[Exercise requirements]: All lines in which the word "realitzats" occurs are to be extracted.

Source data
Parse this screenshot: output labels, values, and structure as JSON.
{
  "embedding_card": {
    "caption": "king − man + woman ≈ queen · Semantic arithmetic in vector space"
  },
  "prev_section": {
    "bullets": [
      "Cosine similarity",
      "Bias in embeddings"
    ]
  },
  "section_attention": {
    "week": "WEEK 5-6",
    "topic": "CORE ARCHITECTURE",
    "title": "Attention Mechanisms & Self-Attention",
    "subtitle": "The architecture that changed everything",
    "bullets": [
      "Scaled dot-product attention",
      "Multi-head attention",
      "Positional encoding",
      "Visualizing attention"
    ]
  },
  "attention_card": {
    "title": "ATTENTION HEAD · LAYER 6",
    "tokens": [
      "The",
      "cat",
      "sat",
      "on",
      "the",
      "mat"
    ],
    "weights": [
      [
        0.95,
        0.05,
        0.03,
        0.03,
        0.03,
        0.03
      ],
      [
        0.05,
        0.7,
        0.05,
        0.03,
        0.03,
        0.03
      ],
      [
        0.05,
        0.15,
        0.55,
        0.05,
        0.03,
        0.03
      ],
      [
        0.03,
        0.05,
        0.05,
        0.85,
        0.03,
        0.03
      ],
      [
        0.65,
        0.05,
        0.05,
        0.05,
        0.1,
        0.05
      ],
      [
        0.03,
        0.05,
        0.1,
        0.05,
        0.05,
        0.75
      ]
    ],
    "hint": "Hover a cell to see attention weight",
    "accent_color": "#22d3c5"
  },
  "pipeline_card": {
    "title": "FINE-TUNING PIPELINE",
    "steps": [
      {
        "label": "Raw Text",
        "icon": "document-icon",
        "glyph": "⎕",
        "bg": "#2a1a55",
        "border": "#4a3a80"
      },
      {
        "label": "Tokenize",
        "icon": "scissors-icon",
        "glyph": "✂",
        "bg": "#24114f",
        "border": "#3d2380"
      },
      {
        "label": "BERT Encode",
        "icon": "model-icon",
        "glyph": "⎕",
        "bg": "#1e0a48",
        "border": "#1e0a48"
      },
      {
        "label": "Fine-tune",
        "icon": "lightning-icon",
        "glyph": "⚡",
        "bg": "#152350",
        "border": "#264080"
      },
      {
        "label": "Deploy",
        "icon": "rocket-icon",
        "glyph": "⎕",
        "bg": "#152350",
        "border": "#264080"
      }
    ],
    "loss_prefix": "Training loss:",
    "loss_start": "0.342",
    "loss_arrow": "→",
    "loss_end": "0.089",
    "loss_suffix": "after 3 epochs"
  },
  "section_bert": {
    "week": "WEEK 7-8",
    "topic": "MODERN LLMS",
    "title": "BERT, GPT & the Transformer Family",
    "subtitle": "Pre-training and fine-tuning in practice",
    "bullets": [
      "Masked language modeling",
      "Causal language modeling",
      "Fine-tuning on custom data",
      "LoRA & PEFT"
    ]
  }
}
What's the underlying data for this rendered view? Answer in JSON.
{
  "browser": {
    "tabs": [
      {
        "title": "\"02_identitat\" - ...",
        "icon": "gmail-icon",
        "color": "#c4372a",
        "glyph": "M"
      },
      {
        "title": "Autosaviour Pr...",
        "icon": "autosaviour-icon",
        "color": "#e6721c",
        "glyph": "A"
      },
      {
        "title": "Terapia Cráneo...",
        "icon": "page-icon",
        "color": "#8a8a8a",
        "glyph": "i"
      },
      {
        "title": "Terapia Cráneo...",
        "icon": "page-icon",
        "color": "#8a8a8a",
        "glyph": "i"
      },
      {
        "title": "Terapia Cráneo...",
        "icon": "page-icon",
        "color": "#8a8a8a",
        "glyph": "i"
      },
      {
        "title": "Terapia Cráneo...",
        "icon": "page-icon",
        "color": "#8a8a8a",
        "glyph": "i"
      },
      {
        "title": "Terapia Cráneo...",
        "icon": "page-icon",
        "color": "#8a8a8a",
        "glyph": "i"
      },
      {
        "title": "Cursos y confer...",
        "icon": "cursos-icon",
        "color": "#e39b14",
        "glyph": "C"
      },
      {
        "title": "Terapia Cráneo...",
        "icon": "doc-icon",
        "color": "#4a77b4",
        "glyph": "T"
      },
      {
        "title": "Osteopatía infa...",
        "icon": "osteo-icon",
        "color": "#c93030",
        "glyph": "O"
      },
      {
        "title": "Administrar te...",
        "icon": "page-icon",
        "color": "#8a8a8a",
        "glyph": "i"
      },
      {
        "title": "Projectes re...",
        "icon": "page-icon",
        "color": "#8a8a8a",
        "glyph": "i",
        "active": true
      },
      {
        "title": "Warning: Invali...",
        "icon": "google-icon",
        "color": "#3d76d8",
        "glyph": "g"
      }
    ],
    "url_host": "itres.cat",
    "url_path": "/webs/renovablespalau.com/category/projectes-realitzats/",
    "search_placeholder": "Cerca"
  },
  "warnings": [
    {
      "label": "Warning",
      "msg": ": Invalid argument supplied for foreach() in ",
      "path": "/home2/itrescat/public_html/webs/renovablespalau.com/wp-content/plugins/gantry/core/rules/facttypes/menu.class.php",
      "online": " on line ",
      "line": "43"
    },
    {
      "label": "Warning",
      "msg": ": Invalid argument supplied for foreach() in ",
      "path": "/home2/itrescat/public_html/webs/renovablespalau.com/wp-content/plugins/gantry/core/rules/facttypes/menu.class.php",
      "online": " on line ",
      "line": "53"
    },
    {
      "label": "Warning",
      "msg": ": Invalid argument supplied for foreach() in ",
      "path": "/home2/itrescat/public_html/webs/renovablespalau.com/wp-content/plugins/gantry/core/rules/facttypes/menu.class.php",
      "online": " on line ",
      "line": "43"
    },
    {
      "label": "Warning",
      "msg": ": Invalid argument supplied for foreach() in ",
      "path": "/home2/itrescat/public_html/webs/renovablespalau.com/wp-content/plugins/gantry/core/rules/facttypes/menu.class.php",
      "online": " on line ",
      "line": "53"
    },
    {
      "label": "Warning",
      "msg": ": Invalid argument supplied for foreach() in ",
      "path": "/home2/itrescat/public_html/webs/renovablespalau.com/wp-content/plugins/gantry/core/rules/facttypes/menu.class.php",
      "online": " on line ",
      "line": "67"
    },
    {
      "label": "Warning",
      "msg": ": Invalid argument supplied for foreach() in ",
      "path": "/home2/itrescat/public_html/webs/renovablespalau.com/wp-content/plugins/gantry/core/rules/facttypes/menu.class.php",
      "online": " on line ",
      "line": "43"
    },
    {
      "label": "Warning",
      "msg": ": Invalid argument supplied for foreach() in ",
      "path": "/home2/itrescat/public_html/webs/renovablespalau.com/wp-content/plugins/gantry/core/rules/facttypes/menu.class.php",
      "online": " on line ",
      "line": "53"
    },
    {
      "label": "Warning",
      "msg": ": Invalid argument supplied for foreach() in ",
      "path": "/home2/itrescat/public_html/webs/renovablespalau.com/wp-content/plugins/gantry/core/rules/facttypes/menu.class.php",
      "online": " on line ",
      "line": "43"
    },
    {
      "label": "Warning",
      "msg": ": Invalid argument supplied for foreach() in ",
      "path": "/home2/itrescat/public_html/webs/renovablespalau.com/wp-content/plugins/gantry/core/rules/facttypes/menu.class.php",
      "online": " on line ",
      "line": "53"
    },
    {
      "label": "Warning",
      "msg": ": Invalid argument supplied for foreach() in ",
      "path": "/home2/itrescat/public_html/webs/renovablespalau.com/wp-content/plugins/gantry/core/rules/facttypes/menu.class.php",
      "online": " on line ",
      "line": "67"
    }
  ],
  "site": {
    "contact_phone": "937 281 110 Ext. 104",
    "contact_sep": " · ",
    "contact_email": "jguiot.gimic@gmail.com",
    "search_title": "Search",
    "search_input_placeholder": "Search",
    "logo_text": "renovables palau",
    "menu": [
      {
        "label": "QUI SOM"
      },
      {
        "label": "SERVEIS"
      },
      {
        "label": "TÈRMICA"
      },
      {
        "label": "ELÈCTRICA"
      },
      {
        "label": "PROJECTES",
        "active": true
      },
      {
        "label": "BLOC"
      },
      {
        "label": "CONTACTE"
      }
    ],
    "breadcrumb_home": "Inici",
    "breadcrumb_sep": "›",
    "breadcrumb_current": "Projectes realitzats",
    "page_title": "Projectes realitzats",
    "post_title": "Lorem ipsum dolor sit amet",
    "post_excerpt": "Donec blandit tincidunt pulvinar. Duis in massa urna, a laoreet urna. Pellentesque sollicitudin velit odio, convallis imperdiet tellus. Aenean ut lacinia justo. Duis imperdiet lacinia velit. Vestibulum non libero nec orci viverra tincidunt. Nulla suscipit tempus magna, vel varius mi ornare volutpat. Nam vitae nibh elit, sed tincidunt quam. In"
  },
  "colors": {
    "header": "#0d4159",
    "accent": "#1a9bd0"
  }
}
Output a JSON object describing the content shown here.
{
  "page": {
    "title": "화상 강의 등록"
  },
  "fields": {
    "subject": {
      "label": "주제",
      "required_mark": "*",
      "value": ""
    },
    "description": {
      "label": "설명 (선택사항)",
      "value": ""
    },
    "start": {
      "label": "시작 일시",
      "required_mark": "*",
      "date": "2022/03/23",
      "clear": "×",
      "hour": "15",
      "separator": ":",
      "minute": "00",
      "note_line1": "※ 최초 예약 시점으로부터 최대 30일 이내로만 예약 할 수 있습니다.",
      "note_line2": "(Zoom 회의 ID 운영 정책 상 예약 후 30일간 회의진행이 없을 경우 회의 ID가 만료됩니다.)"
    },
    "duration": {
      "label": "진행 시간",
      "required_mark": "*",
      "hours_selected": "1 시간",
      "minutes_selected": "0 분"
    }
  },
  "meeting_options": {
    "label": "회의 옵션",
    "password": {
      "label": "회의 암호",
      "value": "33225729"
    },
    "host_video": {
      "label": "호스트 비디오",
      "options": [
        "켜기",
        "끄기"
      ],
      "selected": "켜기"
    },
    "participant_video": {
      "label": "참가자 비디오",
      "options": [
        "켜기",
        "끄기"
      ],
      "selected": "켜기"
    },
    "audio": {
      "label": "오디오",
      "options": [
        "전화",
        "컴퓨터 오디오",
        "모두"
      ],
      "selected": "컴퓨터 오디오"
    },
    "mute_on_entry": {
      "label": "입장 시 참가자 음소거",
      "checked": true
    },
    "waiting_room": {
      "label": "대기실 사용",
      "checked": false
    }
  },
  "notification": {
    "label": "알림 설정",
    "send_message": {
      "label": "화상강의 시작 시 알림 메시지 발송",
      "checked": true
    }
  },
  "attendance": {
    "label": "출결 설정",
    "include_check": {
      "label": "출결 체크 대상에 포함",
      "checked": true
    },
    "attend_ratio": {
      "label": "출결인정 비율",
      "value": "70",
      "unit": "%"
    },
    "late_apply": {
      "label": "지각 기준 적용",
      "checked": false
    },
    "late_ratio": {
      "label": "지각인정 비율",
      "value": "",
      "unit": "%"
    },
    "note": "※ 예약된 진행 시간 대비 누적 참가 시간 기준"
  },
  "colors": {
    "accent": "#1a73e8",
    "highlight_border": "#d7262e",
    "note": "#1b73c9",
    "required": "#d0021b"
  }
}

[Answer to this task]:
    "url_path": "/webs/renovablespalau.com/category/projectes-realitzats/",
    "breadcrumb_current": "Projectes realitzats",
    "page_title": "Projectes realitzats",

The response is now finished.